### Task
Edit the article on card terminals from "It only took" to "of sale applications.", changing "cloud-based" to "web-based".
-- begin Text segment --
The End Of Card Terminals Is In Sight

Tap to Pay phone to phone, card to phone and card to tablet payments are now a reality. Read AirPOS CEO Martin Neill's take on the biggest payments disruption perhaps ever.

The End Of Card Terminals Is In Sight
Phone to phone and card to phone payments are now a reality thanks to Tap To Pay technology

It only took a year for software and hardware innovators to completely disrupt the Point-of-Sale industry forever. In 2009 AirPOS in Belfast, Square in California, Lightspeed in Toronto and Vend in Auckland had started to create a new category of cloud-based point of sale applications.

Meanwhile in 2010 Apple and Google had created a new generation of computing hardware with the debut of the iPad and a wide range Android tablets. What Point-of-Sale setups cost, how they were built, how they were distributed and how they took payments would never be the same. Chunky and clunky Windows terminals were on their way to recycling plant of history and now in 2023 Apple and Google are completing the job.

If merchants had to choose a relationship status for their relationship with card processing companies they would doubtlessly choose ‘it’s complicated.' And that's because typically it is. Costs are often obscure, support is often very poor, contracts are a minefield and invariably most merchants somehow, and they rarely know how, end up paying much more than they agreed for card processing.
-- end Text segment --
-- begin Extracted entries --
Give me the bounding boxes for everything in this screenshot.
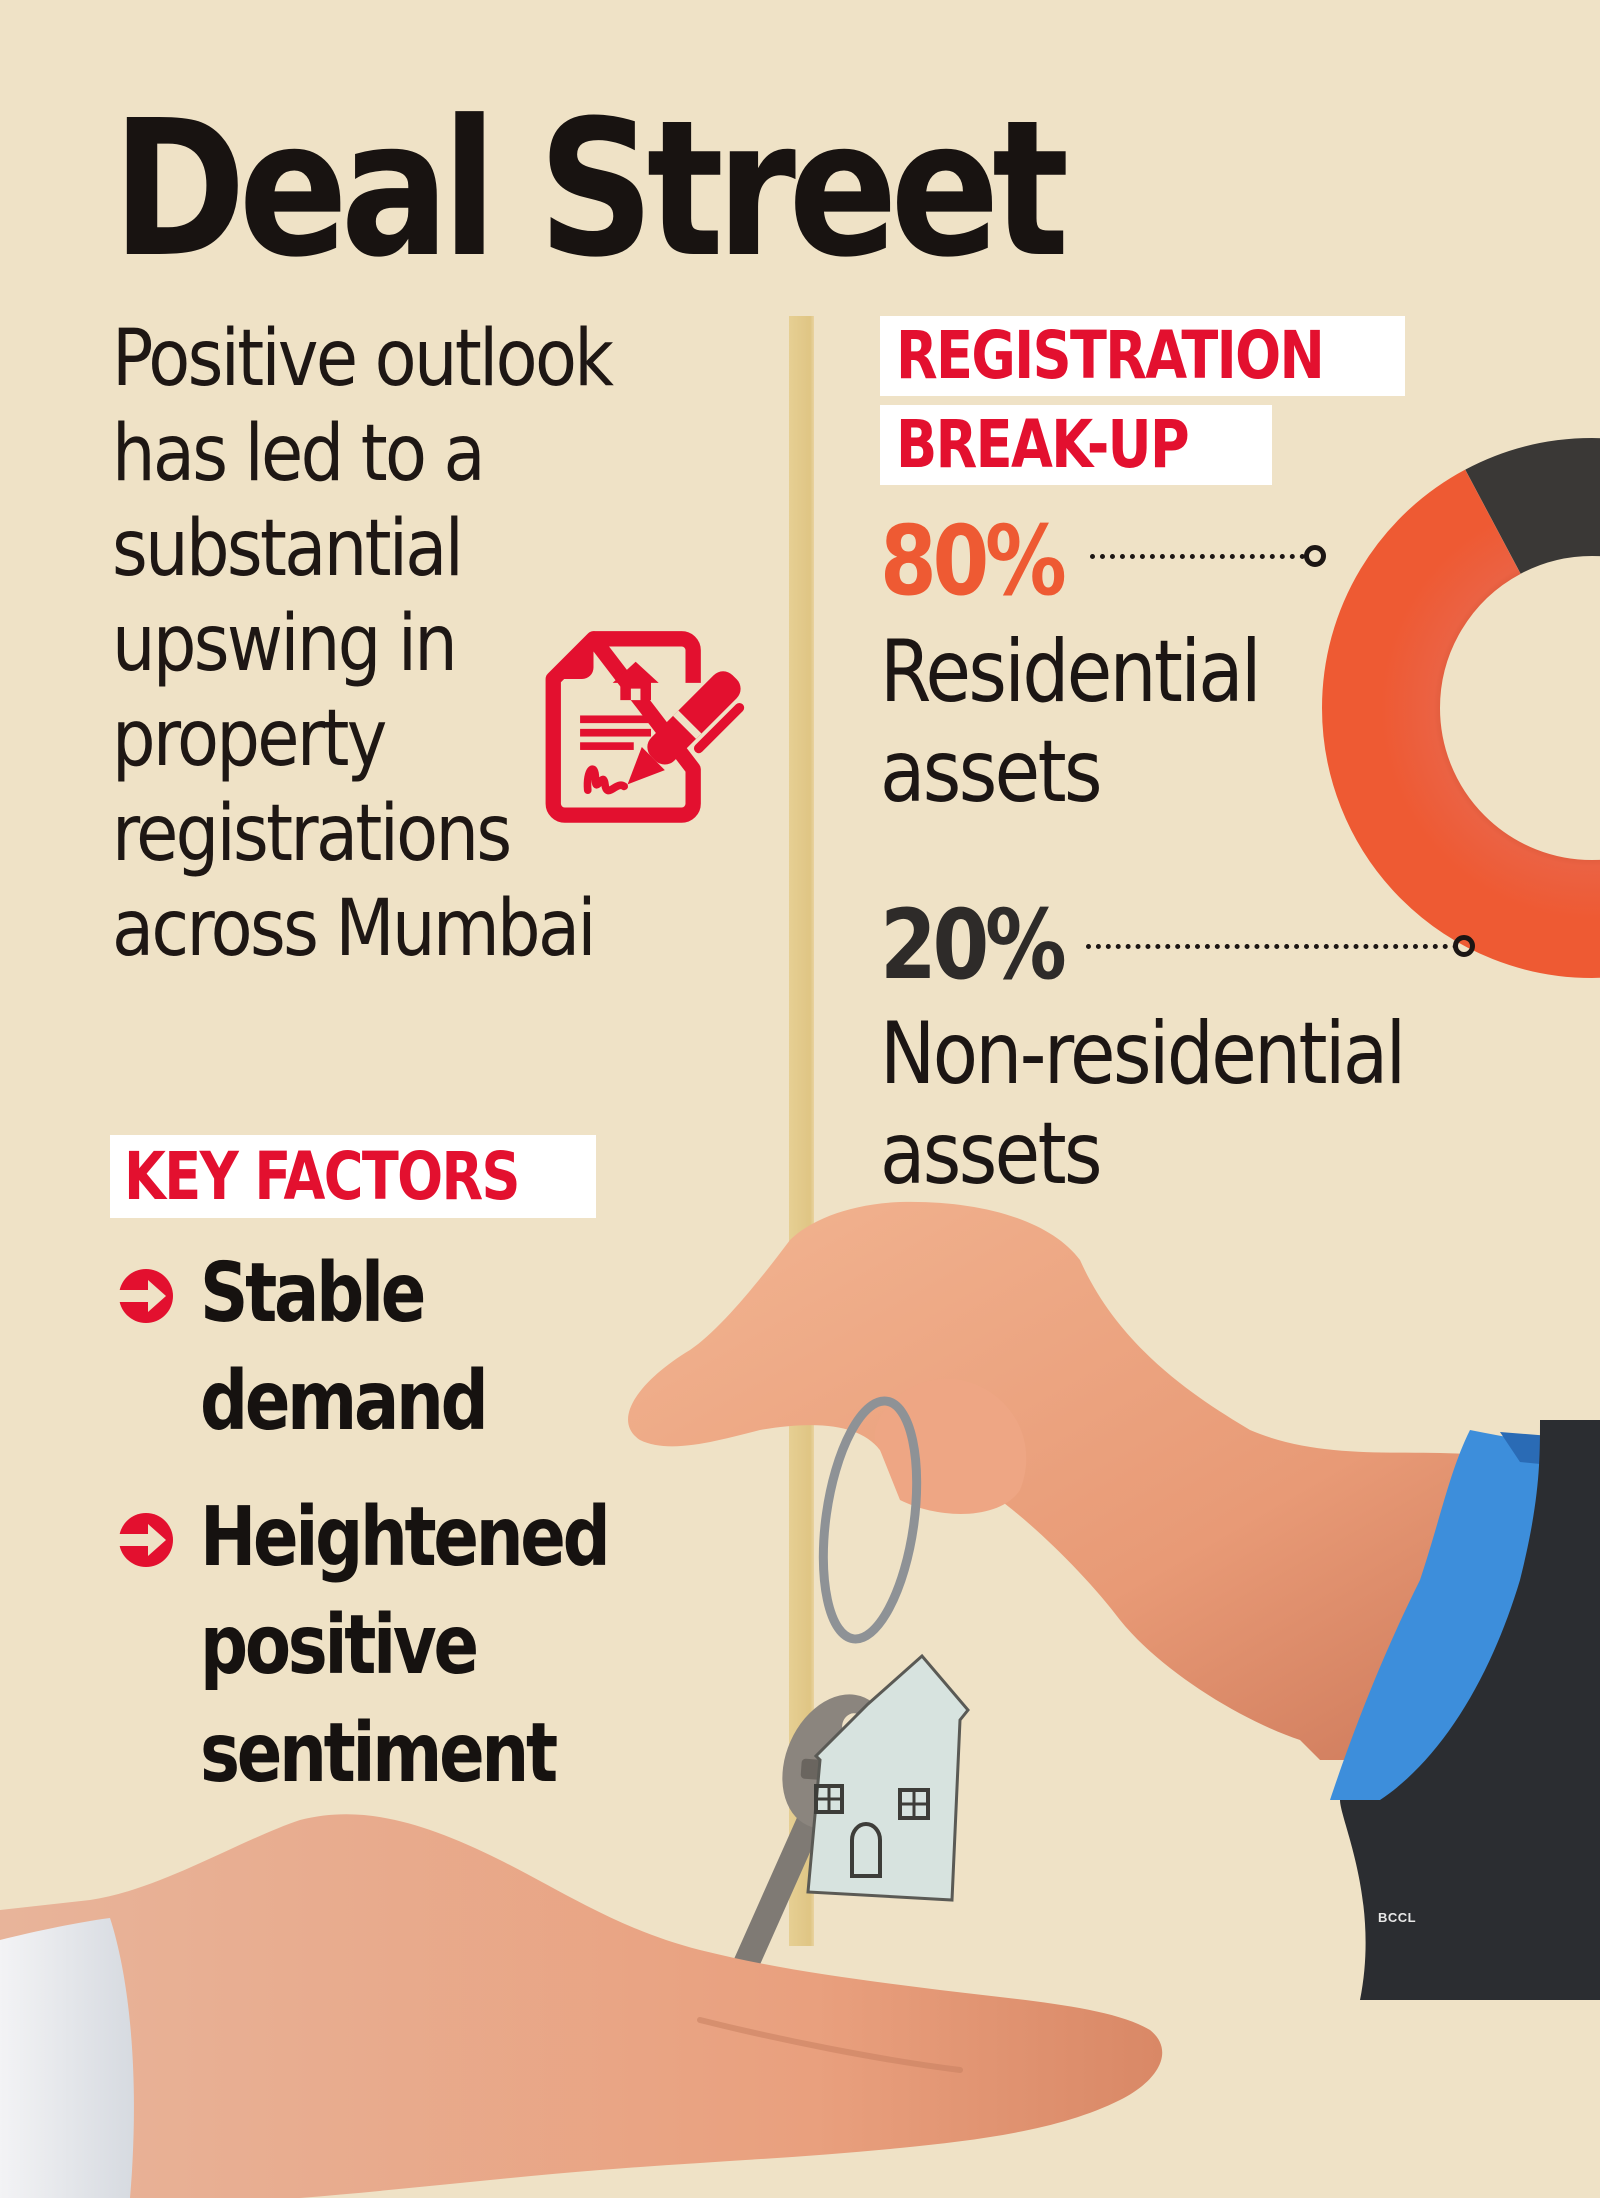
intro-line: upswing in xyxy=(112,599,458,689)
registration-donut-chart xyxy=(1322,438,1600,978)
residential-label: Residential assets xyxy=(880,622,1262,822)
residential-leader-line xyxy=(1090,554,1305,559)
non-residential-percent: 20% xyxy=(880,889,1067,1001)
non-residential-slice xyxy=(1322,438,1600,978)
intro-line: across Mumbai xyxy=(112,884,596,974)
column-divider xyxy=(789,316,814,1946)
registration-heading: REGISTRATION xyxy=(880,316,1405,396)
registration-heading-line2: BREAK-UP xyxy=(880,405,1272,485)
intro-paragraph: Positive outlook has led to a substantia… xyxy=(112,312,710,977)
arrow-circle-right-icon xyxy=(118,1513,173,1567)
non-residential-label: Non-residential assets xyxy=(880,1004,1406,1204)
non-residential-leader-line xyxy=(1086,944,1458,949)
photo-credit: BCCL xyxy=(1378,1910,1417,1925)
property-registration-document-icon xyxy=(536,624,766,828)
intro-line: substantial xyxy=(112,504,464,594)
residential-slice xyxy=(1322,438,1600,978)
page-title: Deal Street xyxy=(112,80,1069,299)
residential-leader-end xyxy=(1304,545,1326,567)
residential-percent: 80% xyxy=(880,505,1067,617)
intro-line: has led to a xyxy=(112,409,486,499)
key-factors-heading: KEY FACTORS xyxy=(110,1135,596,1218)
non-residential-leader-end xyxy=(1453,935,1475,957)
key-handover-photo xyxy=(0,1200,1600,2198)
arrow-circle-right-icon xyxy=(118,1269,173,1323)
intro-line: property xyxy=(112,694,387,784)
intro-line: registrations xyxy=(112,789,512,879)
intro-line: Positive outlook xyxy=(112,314,614,404)
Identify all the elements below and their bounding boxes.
-- end Extracted entries --
### Answer in full
It only took a year for software and hardware innovators to completely disrupt the Point-of-Sale industry forever. In 2009 AirPOS in Belfast, Square in California, Lightspeed in Toronto and Vend in Auckland had started to create a new category of web-based point of sale applications.